## Dataset extract
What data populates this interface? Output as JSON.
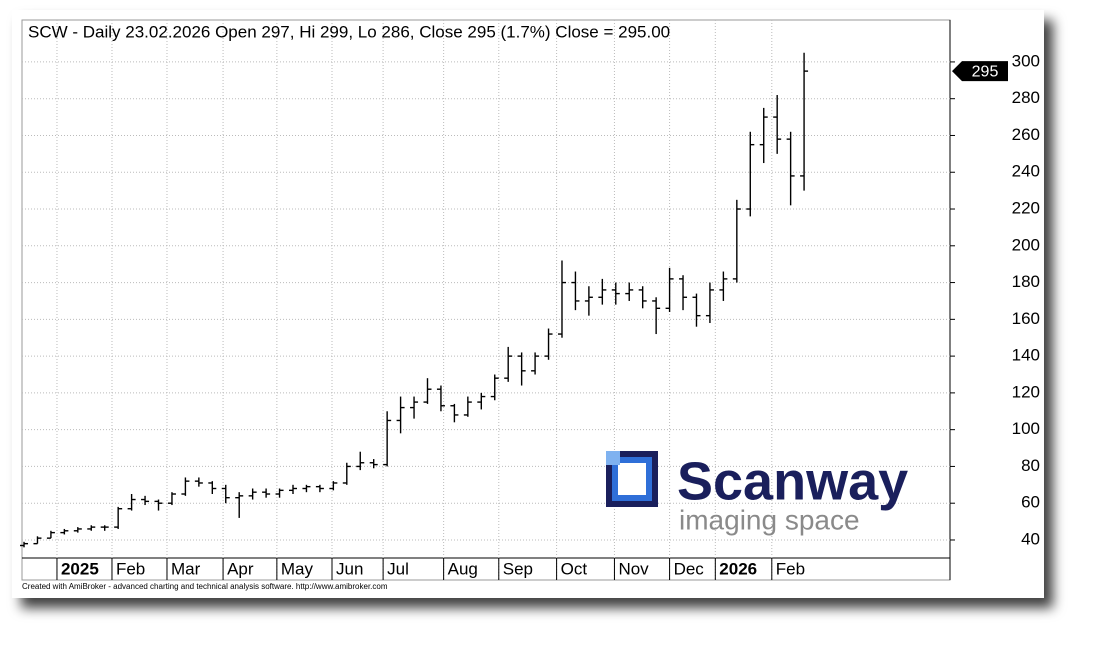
{
  "chart_data": {
    "type": "ohlc",
    "title": "SCW - Daily 23.02.2026 Open 297, Hi 299, Lo 286, Close 295 (1.7%) Close = 295.00",
    "footer": "Created with AmiBroker - advanced charting and technical analysis software. http://www.amibroker.com",
    "logo_text": "Scanway",
    "logo_tagline": "imaging space",
    "last_close": 295,
    "color": "#000000",
    "grid": true,
    "x": [
      0,
      1,
      2,
      3,
      4,
      5,
      6,
      7,
      8,
      9,
      10,
      11,
      12,
      13,
      14,
      15,
      16,
      17,
      18,
      19,
      20,
      21,
      22,
      23,
      24,
      25,
      26,
      27,
      28,
      29,
      30,
      31,
      32,
      33,
      34,
      35,
      36,
      37,
      38,
      39,
      40,
      41,
      42,
      43,
      44,
      45,
      46,
      47,
      48,
      49,
      50,
      51,
      52,
      53,
      54,
      55,
      56,
      57,
      58
    ],
    "open": [
      37,
      38,
      41,
      44,
      45,
      46,
      47,
      47,
      57,
      62,
      61,
      60,
      65,
      72,
      71,
      68,
      63,
      64,
      66,
      65,
      67,
      68,
      69,
      68,
      71,
      80,
      82,
      81,
      105,
      112,
      115,
      122,
      113,
      108,
      115,
      118,
      128,
      140,
      132,
      140,
      152,
      180,
      170,
      172,
      176,
      174,
      176,
      170,
      166,
      182,
      172,
      162,
      176,
      182,
      220,
      255,
      270,
      258,
      238
    ],
    "high": [
      39,
      42,
      45,
      46,
      47,
      48,
      48,
      58,
      65,
      64,
      62,
      66,
      74,
      74,
      72,
      70,
      66,
      68,
      68,
      68,
      70,
      70,
      70,
      72,
      82,
      88,
      84,
      110,
      118,
      118,
      128,
      124,
      114,
      118,
      120,
      130,
      145,
      142,
      142,
      155,
      192,
      186,
      178,
      182,
      180,
      180,
      178,
      172,
      188,
      184,
      174,
      180,
      186,
      225,
      262,
      275,
      282,
      262,
      305
    ],
    "low": [
      36,
      38,
      41,
      43,
      44,
      45,
      45,
      46,
      56,
      59,
      56,
      59,
      64,
      69,
      65,
      60,
      52,
      62,
      63,
      63,
      65,
      66,
      66,
      67,
      70,
      78,
      79,
      80,
      98,
      106,
      114,
      110,
      104,
      107,
      111,
      116,
      126,
      124,
      130,
      138,
      150,
      165,
      162,
      168,
      168,
      170,
      166,
      152,
      164,
      165,
      156,
      158,
      170,
      180,
      216,
      245,
      250,
      222,
      230
    ],
    "close": [
      38,
      41,
      44,
      45,
      46,
      47,
      47,
      57,
      62,
      61,
      60,
      65,
      72,
      71,
      68,
      63,
      64,
      66,
      65,
      67,
      68,
      69,
      68,
      71,
      80,
      82,
      81,
      105,
      112,
      115,
      122,
      113,
      108,
      115,
      118,
      128,
      140,
      132,
      140,
      152,
      180,
      170,
      172,
      176,
      174,
      176,
      170,
      166,
      182,
      172,
      162,
      176,
      182,
      220,
      255,
      270,
      258,
      238,
      295
    ],
    "xlim": [
      -0.15,
      68.85
    ],
    "ylim": [
      30.2,
      322.8
    ],
    "yticks": [
      40,
      60,
      80,
      100,
      120,
      140,
      160,
      180,
      200,
      220,
      240,
      260,
      280,
      300
    ],
    "xticks": [
      {
        "value": 2.45,
        "label": "2025"
      },
      {
        "value": 6.54,
        "label": "Feb"
      },
      {
        "value": 10.63,
        "label": "Mar"
      },
      {
        "value": 14.8,
        "label": "Apr"
      },
      {
        "value": 18.8,
        "label": "May"
      },
      {
        "value": 22.9,
        "label": "Jun"
      },
      {
        "value": 26.7,
        "label": "Jul"
      },
      {
        "value": 31.2,
        "label": "Aug"
      },
      {
        "value": 35.3,
        "label": "Sep"
      },
      {
        "value": 39.6,
        "label": "Oct"
      },
      {
        "value": 43.9,
        "label": "Nov"
      },
      {
        "value": 48.0,
        "label": "Dec"
      },
      {
        "value": 51.4,
        "label": "2026"
      },
      {
        "value": 55.6,
        "label": "Feb"
      }
    ]
  }
}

## Written task
Restate the records word for word, omitting images.

## Result for this task
What data populates this interface? Output as JSON.
{
  "chart_data": {
    "type": "ohlc",
    "title": "SCW - Daily 23.02.2026 Open 297, Hi 299, Lo 286, Close 295 (1.7%) Close = 295.00",
    "footer": "Created with AmiBroker - advanced charting and technical analysis software. http://www.amibroker.com",
    "logo_text": "Scanway",
    "logo_tagline": "imaging space",
    "last_close": 295,
    "color": "#000000",
    "grid": true,
    "x": [
      0,
      1,
      2,
      3,
      4,
      5,
      6,
      7,
      8,
      9,
      10,
      11,
      12,
      13,
      14,
      15,
      16,
      17,
      18,
      19,
      20,
      21,
      22,
      23,
      24,
      25,
      26,
      27,
      28,
      29,
      30,
      31,
      32,
      33,
      34,
      35,
      36,
      37,
      38,
      39,
      40,
      41,
      42,
      43,
      44,
      45,
      46,
      47,
      48,
      49,
      50,
      51,
      52,
      53,
      54,
      55,
      56,
      57,
      58
    ],
    "open": [
      37,
      38,
      41,
      44,
      45,
      46,
      47,
      47,
      57,
      62,
      61,
      60,
      65,
      72,
      71,
      68,
      63,
      64,
      66,
      65,
      67,
      68,
      69,
      68,
      71,
      80,
      82,
      81,
      105,
      112,
      115,
      122,
      113,
      108,
      115,
      118,
      128,
      140,
      132,
      140,
      152,
      180,
      170,
      172,
      176,
      174,
      176,
      170,
      166,
      182,
      172,
      162,
      176,
      182,
      220,
      255,
      270,
      258,
      238
    ],
    "high": [
      39,
      42,
      45,
      46,
      47,
      48,
      48,
      58,
      65,
      64,
      62,
      66,
      74,
      74,
      72,
      70,
      66,
      68,
      68,
      68,
      70,
      70,
      70,
      72,
      82,
      88,
      84,
      110,
      118,
      118,
      128,
      124,
      114,
      118,
      120,
      130,
      145,
      142,
      142,
      155,
      192,
      186,
      178,
      182,
      180,
      180,
      178,
      172,
      188,
      184,
      174,
      180,
      186,
      225,
      262,
      275,
      282,
      262,
      305
    ],
    "low": [
      36,
      38,
      41,
      43,
      44,
      45,
      45,
      46,
      56,
      59,
      56,
      59,
      64,
      69,
      65,
      60,
      52,
      62,
      63,
      63,
      65,
      66,
      66,
      67,
      70,
      78,
      79,
      80,
      98,
      106,
      114,
      110,
      104,
      107,
      111,
      116,
      126,
      124,
      130,
      138,
      150,
      165,
      162,
      168,
      168,
      170,
      166,
      152,
      164,
      165,
      156,
      158,
      170,
      180,
      216,
      245,
      250,
      222,
      230
    ],
    "close": [
      38,
      41,
      44,
      45,
      46,
      47,
      47,
      57,
      62,
      61,
      60,
      65,
      72,
      71,
      68,
      63,
      64,
      66,
      65,
      67,
      68,
      69,
      68,
      71,
      80,
      82,
      81,
      105,
      112,
      115,
      122,
      113,
      108,
      115,
      118,
      128,
      140,
      132,
      140,
      152,
      180,
      170,
      172,
      176,
      174,
      176,
      170,
      166,
      182,
      172,
      162,
      176,
      182,
      220,
      255,
      270,
      258,
      238,
      295
    ],
    "xlim": [
      -0.15,
      68.85
    ],
    "ylim": [
      30.2,
      322.8
    ],
    "yticks": [
      40,
      60,
      80,
      100,
      120,
      140,
      160,
      180,
      200,
      220,
      240,
      260,
      280,
      300
    ],
    "xticks": [
      {
        "value": 2.45,
        "label": "2025"
      },
      {
        "value": 6.54,
        "label": "Feb"
      },
      {
        "value": 10.63,
        "label": "Mar"
      },
      {
        "value": 14.8,
        "label": "Apr"
      },
      {
        "value": 18.8,
        "label": "May"
      },
      {
        "value": 22.9,
        "label": "Jun"
      },
      {
        "value": 26.7,
        "label": "Jul"
      },
      {
        "value": 31.2,
        "label": "Aug"
      },
      {
        "value": 35.3,
        "label": "Sep"
      },
      {
        "value": 39.6,
        "label": "Oct"
      },
      {
        "value": 43.9,
        "label": "Nov"
      },
      {
        "value": 48.0,
        "label": "Dec"
      },
      {
        "value": 51.4,
        "label": "2026"
      },
      {
        "value": 55.6,
        "label": "Feb"
      }
    ]
  }
}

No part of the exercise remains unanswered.